◆ Problem description
Answer with a number only: how many lines of the data contain "добавкой"?

(Data entries)
## start

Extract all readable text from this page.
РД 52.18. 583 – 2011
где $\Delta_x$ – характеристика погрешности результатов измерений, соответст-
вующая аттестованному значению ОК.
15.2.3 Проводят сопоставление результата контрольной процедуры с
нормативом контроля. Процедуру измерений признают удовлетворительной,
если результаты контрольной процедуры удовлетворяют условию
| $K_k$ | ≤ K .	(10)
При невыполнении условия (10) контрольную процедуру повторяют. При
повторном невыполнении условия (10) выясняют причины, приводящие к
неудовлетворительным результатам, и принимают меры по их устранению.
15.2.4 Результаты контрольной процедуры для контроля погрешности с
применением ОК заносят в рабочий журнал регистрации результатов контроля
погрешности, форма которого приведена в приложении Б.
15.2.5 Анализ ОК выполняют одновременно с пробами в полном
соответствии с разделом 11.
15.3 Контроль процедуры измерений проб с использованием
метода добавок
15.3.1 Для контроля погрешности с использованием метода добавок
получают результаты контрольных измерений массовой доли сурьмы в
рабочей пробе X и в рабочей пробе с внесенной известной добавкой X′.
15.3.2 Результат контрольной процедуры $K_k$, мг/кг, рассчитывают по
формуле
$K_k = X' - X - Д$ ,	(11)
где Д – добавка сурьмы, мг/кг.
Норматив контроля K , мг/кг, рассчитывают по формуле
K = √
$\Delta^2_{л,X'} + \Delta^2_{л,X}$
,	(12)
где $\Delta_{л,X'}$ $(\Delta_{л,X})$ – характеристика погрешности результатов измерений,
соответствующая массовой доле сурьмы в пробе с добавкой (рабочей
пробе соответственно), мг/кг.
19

## end

◆ Answer to the exercise
2